**Exercise details**
Find the lines containing "reactions" and say how many there are, with no other words.

(Data entries)
+++

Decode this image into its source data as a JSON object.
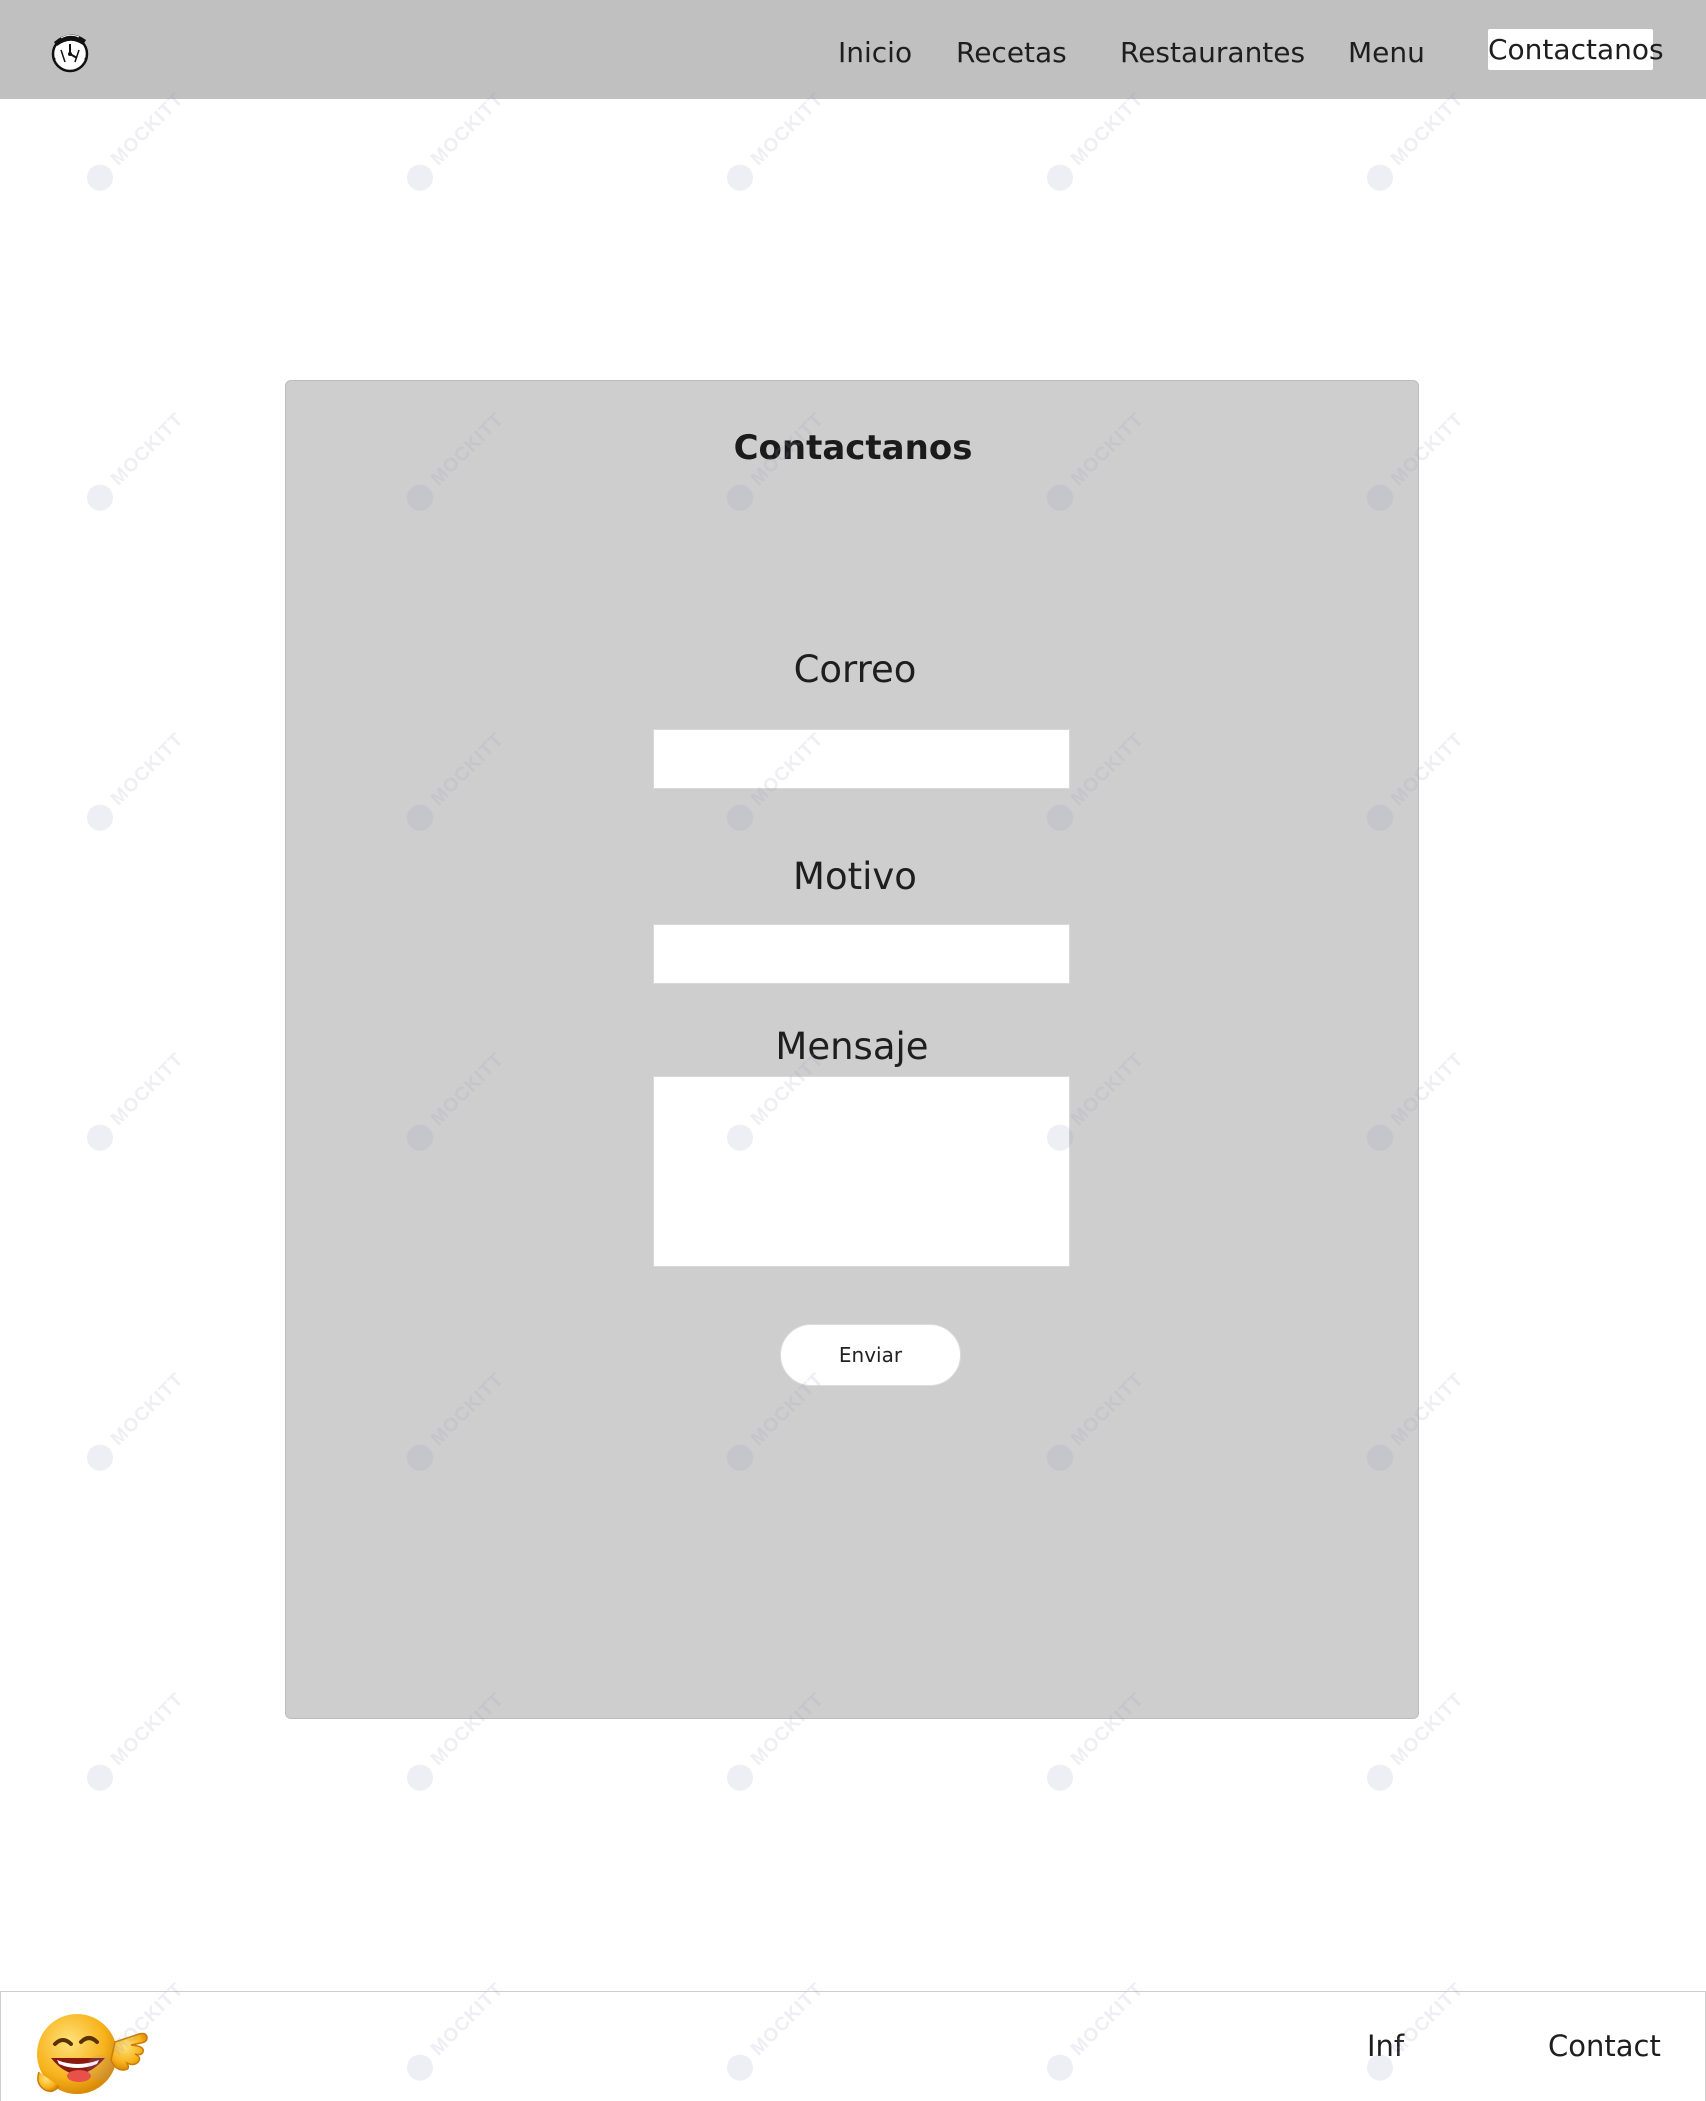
{
  "nav": {
    "items": [
      {
        "label": "Inicio"
      },
      {
        "label": "Recetas"
      },
      {
        "label": "Restaurantes"
      },
      {
        "label": "Menu"
      }
    ],
    "active_label": "Contactanos"
  },
  "form": {
    "title": "Contactanos",
    "fields": {
      "correo": {
        "label": "Correo",
        "value": ""
      },
      "motivo": {
        "label": "Motivo",
        "value": ""
      },
      "mensaje": {
        "label": "Mensaje",
        "value": ""
      }
    },
    "submit_label": "Enviar"
  },
  "footer": {
    "links": [
      {
        "label": "Inf"
      },
      {
        "label": "Contact"
      }
    ]
  },
  "watermark": "MOCKITT",
  "colors": {
    "header_bg": "#c0c0c0",
    "card_bg": "#cecece",
    "page_bg": "#ffffff"
  }
}
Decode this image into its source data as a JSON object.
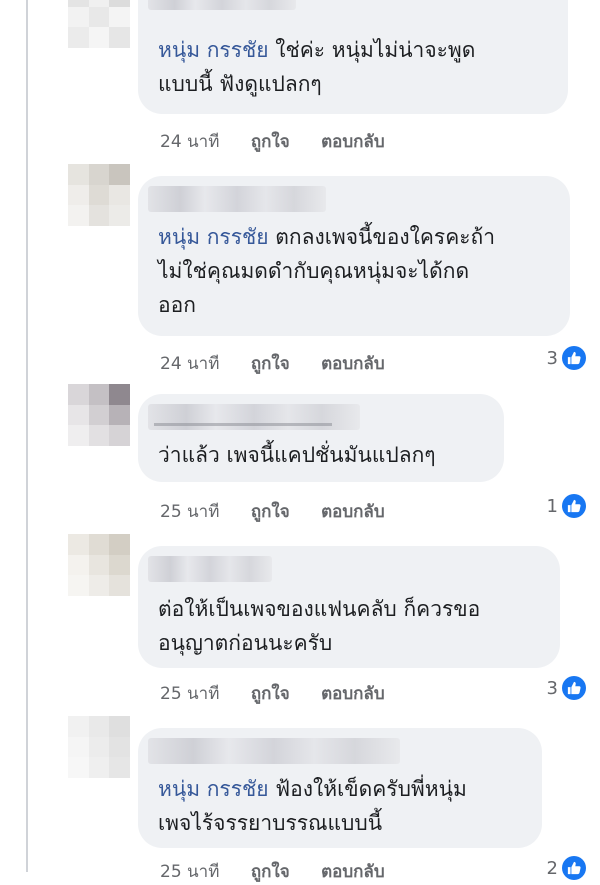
{
  "colors": {
    "name_link": "#365899",
    "bubble_bg": "#eff1f4",
    "meta_text": "#65676b",
    "like_blue": "#1877f2"
  },
  "comments": [
    {
      "tag": "หนุ่ม กรรชัย",
      "text": " ใช่ค่ะ หนุ่มไม่น่าจะพูด\nแบบนี้ ฟังดูแปลกๆ",
      "time": "24 นาที",
      "like_label": "ถูกใจ",
      "reply_label": "ตอบกลับ",
      "reactions": ""
    },
    {
      "tag": "หนุ่ม กรรชัย",
      "text": " ตกลงเพจนี้ของใครคะถ้า\nไม่ใช่คุณมดดำกับคุณหนุ่มจะได้กด\nออก",
      "time": "24 นาที",
      "like_label": "ถูกใจ",
      "reply_label": "ตอบกลับ",
      "reactions": "3"
    },
    {
      "tag": "",
      "text": "ว่าแล้ว เพจนี้แคปชั่นมันแปลกๆ",
      "time": "25 นาที",
      "like_label": "ถูกใจ",
      "reply_label": "ตอบกลับ",
      "reactions": "1"
    },
    {
      "tag": "",
      "text": "ต่อให้เป็นเพจของแฟนคลับ ก็ควรขอ\nอนุญาตก่อนนะครับ",
      "time": "25 นาที",
      "like_label": "ถูกใจ",
      "reply_label": "ตอบกลับ",
      "reactions": "3"
    },
    {
      "tag": "หนุ่ม กรรชัย",
      "text": " ฟ้องให้เข็ดครับพี่หนุ่ม\nเพจไร้จรรยาบรรณแบบนี้",
      "time": "25 นาที",
      "like_label": "ถูกใจ",
      "reply_label": "ตอบกลับ",
      "reactions": "2"
    }
  ]
}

+++

**Output**
5